Source material:
· · · ·

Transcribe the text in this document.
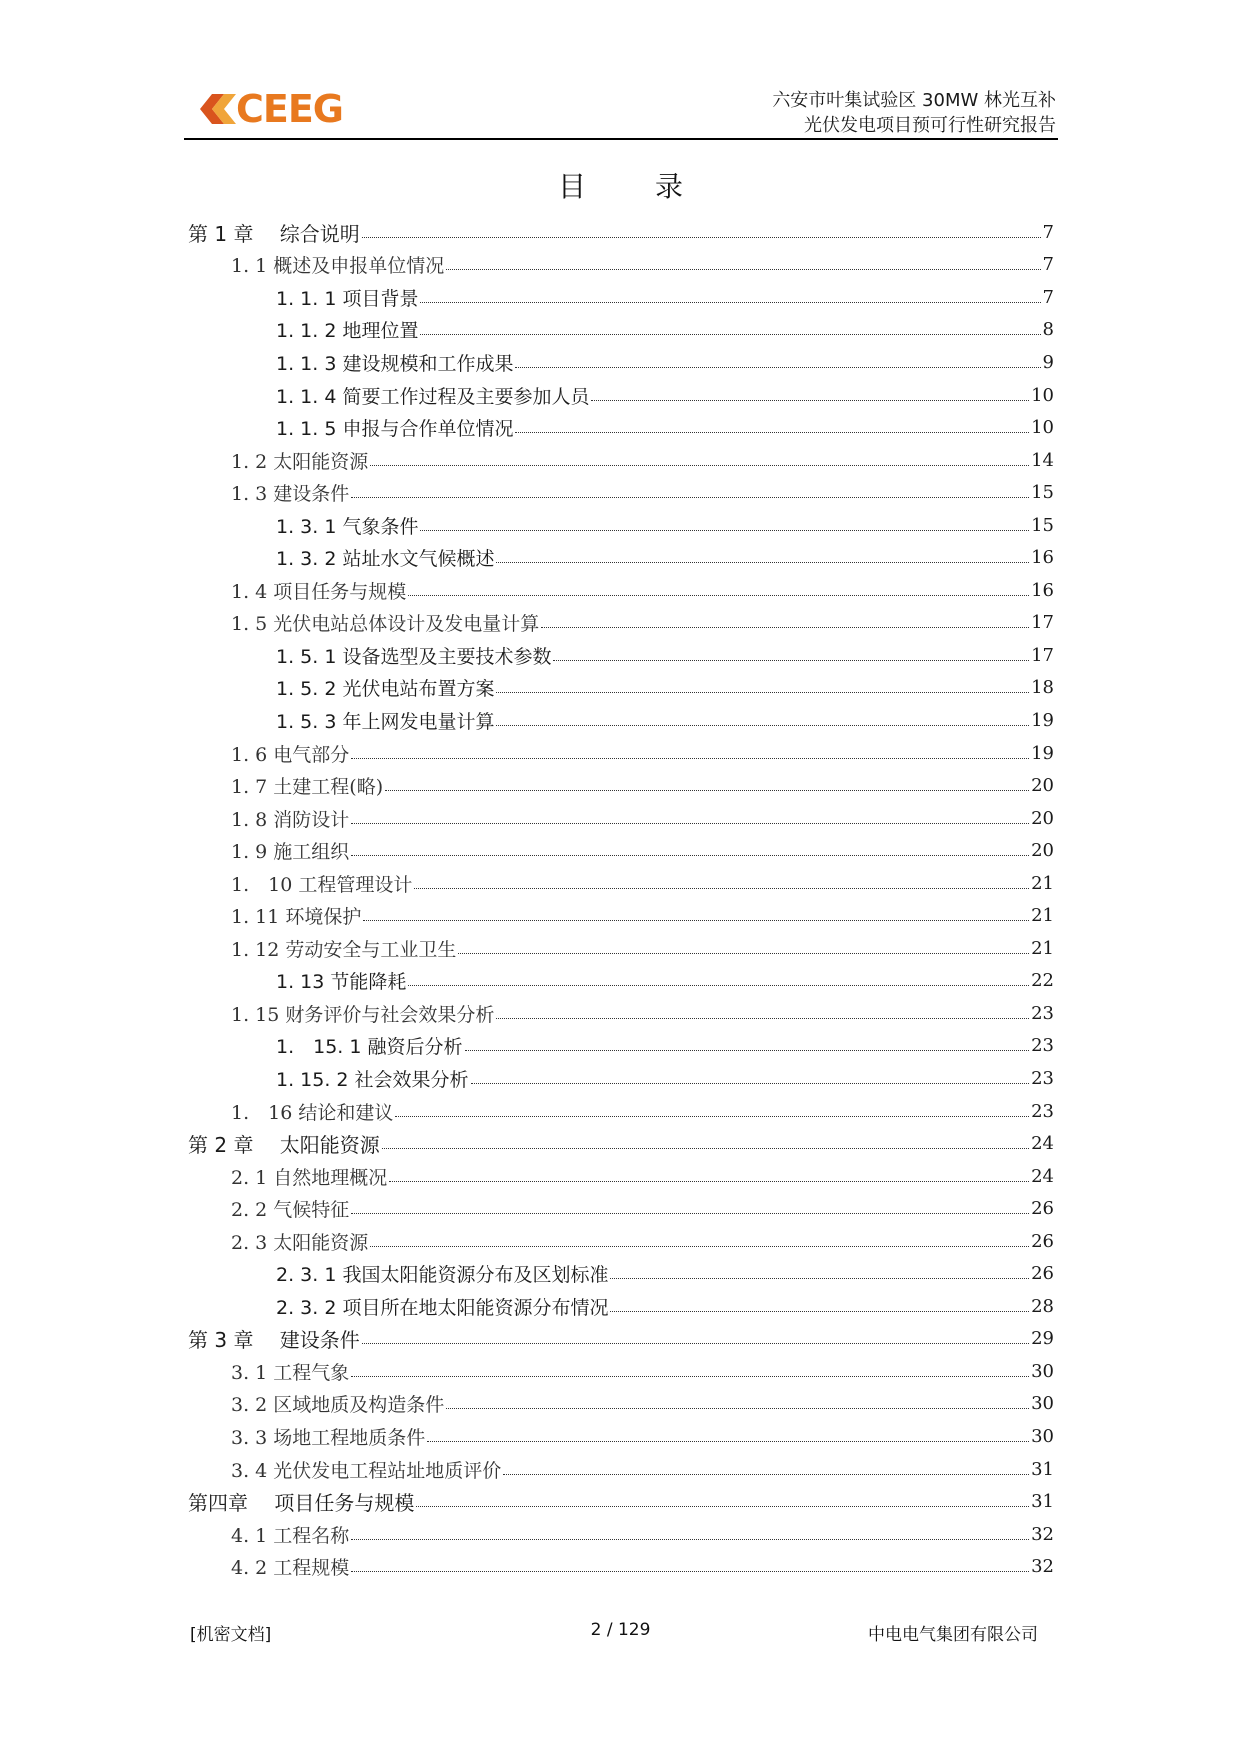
CEEG	六安市叶集试验区 30MW 林光互补
光伏发电项目预可行性研究报告
目 录
第 1 章　 综合说明	7
1. 1 概述及申报单位情况	7
1. 1. 1 项目背景	7
1. 1. 2 地理位置	8
1. 1. 3 建设规模和工作成果	9
1. 1. 4 简要工作过程及主要参加人员	10
1. 1. 5 申报与合作单位情况	10
1. 2 太阳能资源	14
1. 3 建设条件	15
1. 3. 1 气象条件	15
1. 3. 2 站址水文气候概述	16
1. 4 项目任务与规模	16
1. 5 光伏电站总体设计及发电量计算	17
1. 5. 1 设备选型及主要技术参数	17
1. 5. 2 光伏电站布置方案	18
1. 5. 3 年上网发电量计算	19
1. 6 电气部分	19
1. 7 土建工程(略)	20
1. 8 消防设计	20
1. 9 施工组织	20
1.　10 工程管理设计	21
1. 11 环境保护	21
1. 12 劳动安全与工业卫生	21
1. 13 节能降耗	22
1. 15 财务评价与社会效果分析	23
1.　15. 1 融资后分析	23
1. 15. 2 社会效果分析	23
1.　16 结论和建议	23
第 2 章　 太阳能资源	24
2. 1 自然地理概况	24
2. 2 气候特征	26
2. 3 太阳能资源	26
2. 3. 1 我国太阳能资源分布及区划标准	26
2. 3. 2 项目所在地太阳能资源分布情况	28
第 3 章　 建设条件	29
3. 1 工程气象	30
3. 2 区域地质及构造条件	30
3. 3 场地工程地质条件	30
3. 4 光伏发电工程站址地质评价	31
第四章　 项目任务与规模	31
4. 1 工程名称	32
4. 2 工程规模	32
[机密文档]	2 / 129	中电电气集团有限公司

· · · ·

Goal: In your copy of the records, include no pictures; repeat everything else exactly.

Task response:
Transcribe the text in this document.
CEEG	六安市叶集试验区 30MW 林光互补
光伏发电项目预可行性研究报告
目 录
第 1 章　 综合说明	7
1. 1 概述及申报单位情况	7
1. 1. 1 项目背景	7
1. 1. 2 地理位置	8
1. 1. 3 建设规模和工作成果	9
1. 1. 4 简要工作过程及主要参加人员	10
1. 1. 5 申报与合作单位情况	10
1. 2 太阳能资源	14
1. 3 建设条件	15
1. 3. 1 气象条件	15
1. 3. 2 站址水文气候概述	16
1. 4 项目任务与规模	16
1. 5 光伏电站总体设计及发电量计算	17
1. 5. 1 设备选型及主要技术参数	17
1. 5. 2 光伏电站布置方案	18
1. 5. 3 年上网发电量计算	19
1. 6 电气部分	19
1. 7 土建工程(略)	20
1. 8 消防设计	20
1. 9 施工组织	20
1.　10 工程管理设计	21
1. 11 环境保护	21
1. 12 劳动安全与工业卫生	21
1. 13 节能降耗	22
1. 15 财务评价与社会效果分析	23
1.　15. 1 融资后分析	23
1. 15. 2 社会效果分析	23
1.　16 结论和建议	23
第 2 章　 太阳能资源	24
2. 1 自然地理概况	24
2. 2 气候特征	26
2. 3 太阳能资源	26
2. 3. 1 我国太阳能资源分布及区划标准	26
2. 3. 2 项目所在地太阳能资源分布情况	28
第 3 章　 建设条件	29
3. 1 工程气象	30
3. 2 区域地质及构造条件	30
3. 3 场地工程地质条件	30
3. 4 光伏发电工程站址地质评价	31
第四章　 项目任务与规模	31
4. 1 工程名称	32
4. 2 工程规模	32
[机密文档]	2 / 129	中电电气集团有限公司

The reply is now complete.